━━━━━ Data excerpts ━━━━━

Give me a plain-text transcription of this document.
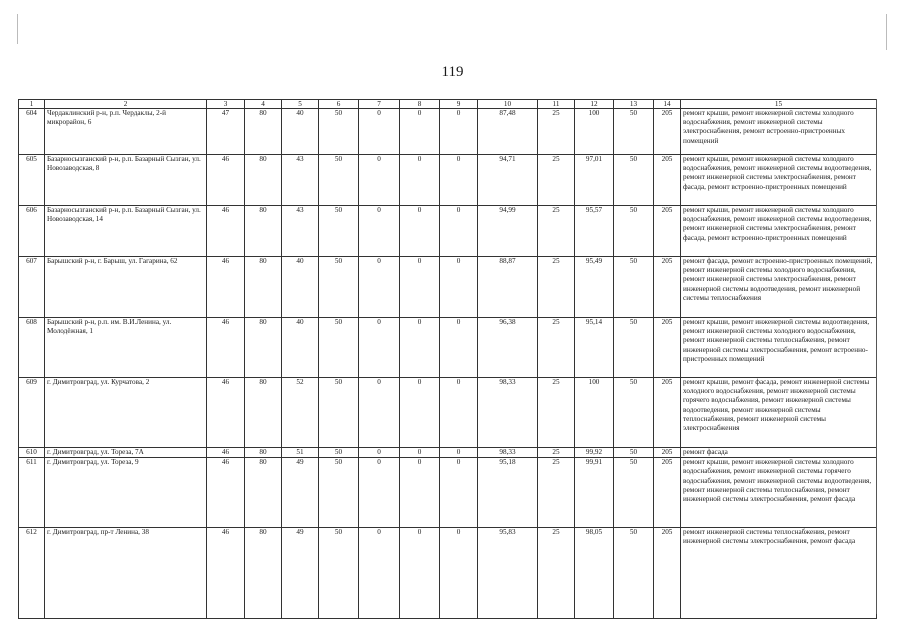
119
1	2	3	4	5	6	7	8	9	10	11	12	13	14	15
604	Чердаклинский р-н, р.п. Чердаклы, 2-й микрорайон, 6	47	80	40	50	0	0	0	87,48	25	100	50	205	ремонт крыши, ремонт инженерной системы холодного водоснабжения, ремонт инженерной системы электроснабжения, ремонт встроенно-пристроенных помещений
605	Базарносызганский р-н, р.п. Базарный Сызган, ул. Новозаводская, 8	46	80	43	50	0	0	0	94,71	25	97,01	50	205	ремонт крыши, ремонт инженерной системы холодного водоснабжения, ремонт инженерной системы водоотведения, ремонт инженерной системы электроснабжения, ремонт фасада, ремонт встроенно-пристроенных помещений
606	Базарносызганский р-н, р.п. Базарный Сызган, ул. Новозаводская, 14	46	80	43	50	0	0	0	94,99	25	95,57	50	205	ремонт крыши, ремонт инженерной системы холодного водоснабжения, ремонт инженерной системы водоотведения, ремонт инженерной системы электроснабжения, ремонт фасада, ремонт встроенно-пристроенных помещений
607	Барышский р-н, г. Барыш, ул. Гагарина, 62	46	80	40	50	0	0	0	88,87	25	95,49	50	205	ремонт фасада, ремонт встроенно-пристроенных помещений, ремонт инженерной системы холодного водоснабжения, ремонт инженерной системы электроснабжения, ремонт инженерной системы водоотведения, ремонт инженерной системы теплоснабжения
608	Барышский р-н, р.п. им. В.И.Ленина, ул. Молодёжная, 1	46	80	40	50	0	0	0	96,38	25	95,14	50	205	ремонт крыши, ремонт инженерной системы водоотведения, ремонт инженерной системы холодного водоснабжения, ремонт инженерной системы теплоснабжения, ремонт инженерной системы электроснабжения, ремонт встроенно-пристроенных помещений
609	г. Димитровград, ул. Курчатова, 2	46	80	52	50	0	0	0	98,33	25	100	50	205	ремонт крыши, ремонт фасада, ремонт инженерной системы холодного водоснабжения, ремонт инженерной системы горячего водоснабжения, ремонт инженерной системы водоотведения, ремонт инженерной системы теплоснабжения, ремонт инженерной системы электроснабжения
610	г. Димитровград, ул. Тореза, 7А	46	80	51	50	0	0	0	98,33	25	99,92	50	205	ремонт фасада
611	г. Димитровград, ул. Тореза, 9	46	80	49	50	0	0	0	95,18	25	99,91	50	205	ремонт крыши, ремонт инженерной системы холодного водоснабжения, ремонт инженерной системы горячего водоснабжения, ремонт инженерной системы водоотведения, ремонт инженерной системы теплоснабжения, ремонт инженерной системы электроснабжения, ремонт фасада
612	г. Димитровград, пр-т Ленина, 38	46	80	49	50	0	0	0	95,83	25	98,05	50	205	ремонт инженерной системы теплоснабжения, ремонт инженерной системы электроснабжения, ремонт фасада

━━━━━

◆ Exercise details ◆
Each line of the material must be retyped exactly, except that images are omitted.

◆ Answer to the task ◆
Give me a plain-text transcription of this document.
119
1	2	3	4	5	6	7	8	9	10	11	12	13	14	15
604	Чердаклинский р-н, р.п. Чердаклы, 2-й микрорайон, 6	47	80	40	50	0	0	0	87,48	25	100	50	205	ремонт крыши, ремонт инженерной системы холодного водоснабжения, ремонт инженерной системы электроснабжения, ремонт встроенно-пристроенных помещений
605	Базарносызганский р-н, р.п. Базарный Сызган, ул. Новозаводская, 8	46	80	43	50	0	0	0	94,71	25	97,01	50	205	ремонт крыши, ремонт инженерной системы холодного водоснабжения, ремонт инженерной системы водоотведения, ремонт инженерной системы электроснабжения, ремонт фасада, ремонт встроенно-пристроенных помещений
606	Базарносызганский р-н, р.п. Базарный Сызган, ул. Новозаводская, 14	46	80	43	50	0	0	0	94,99	25	95,57	50	205	ремонт крыши, ремонт инженерной системы холодного водоснабжения, ремонт инженерной системы водоотведения, ремонт инженерной системы электроснабжения, ремонт фасада, ремонт встроенно-пристроенных помещений
607	Барышский р-н, г. Барыш, ул. Гагарина, 62	46	80	40	50	0	0	0	88,87	25	95,49	50	205	ремонт фасада, ремонт встроенно-пристроенных помещений, ремонт инженерной системы холодного водоснабжения, ремонт инженерной системы электроснабжения, ремонт инженерной системы водоотведения, ремонт инженерной системы теплоснабжения
608	Барышский р-н, р.п. им. В.И.Ленина, ул. Молодёжная, 1	46	80	40	50	0	0	0	96,38	25	95,14	50	205	ремонт крыши, ремонт инженерной системы водоотведения, ремонт инженерной системы холодного водоснабжения, ремонт инженерной системы теплоснабжения, ремонт инженерной системы электроснабжения, ремонт встроенно-пристроенных помещений
609	г. Димитровград, ул. Курчатова, 2	46	80	52	50	0	0	0	98,33	25	100	50	205	ремонт крыши, ремонт фасада, ремонт инженерной системы холодного водоснабжения, ремонт инженерной системы горячего водоснабжения, ремонт инженерной системы водоотведения, ремонт инженерной системы теплоснабжения, ремонт инженерной системы электроснабжения
610	г. Димитровград, ул. Тореза, 7А	46	80	51	50	0	0	0	98,33	25	99,92	50	205	ремонт фасада
611	г. Димитровград, ул. Тореза, 9	46	80	49	50	0	0	0	95,18	25	99,91	50	205	ремонт крыши, ремонт инженерной системы холодного водоснабжения, ремонт инженерной системы горячего водоснабжения, ремонт инженерной системы водоотведения, ремонт инженерной системы теплоснабжения, ремонт инженерной системы электроснабжения, ремонт фасада
612	г. Димитровград, пр-т Ленина, 38	46	80	49	50	0	0	0	95,83	25	98,05	50	205	ремонт инженерной системы теплоснабжения, ремонт инженерной системы электроснабжения, ремонт фасада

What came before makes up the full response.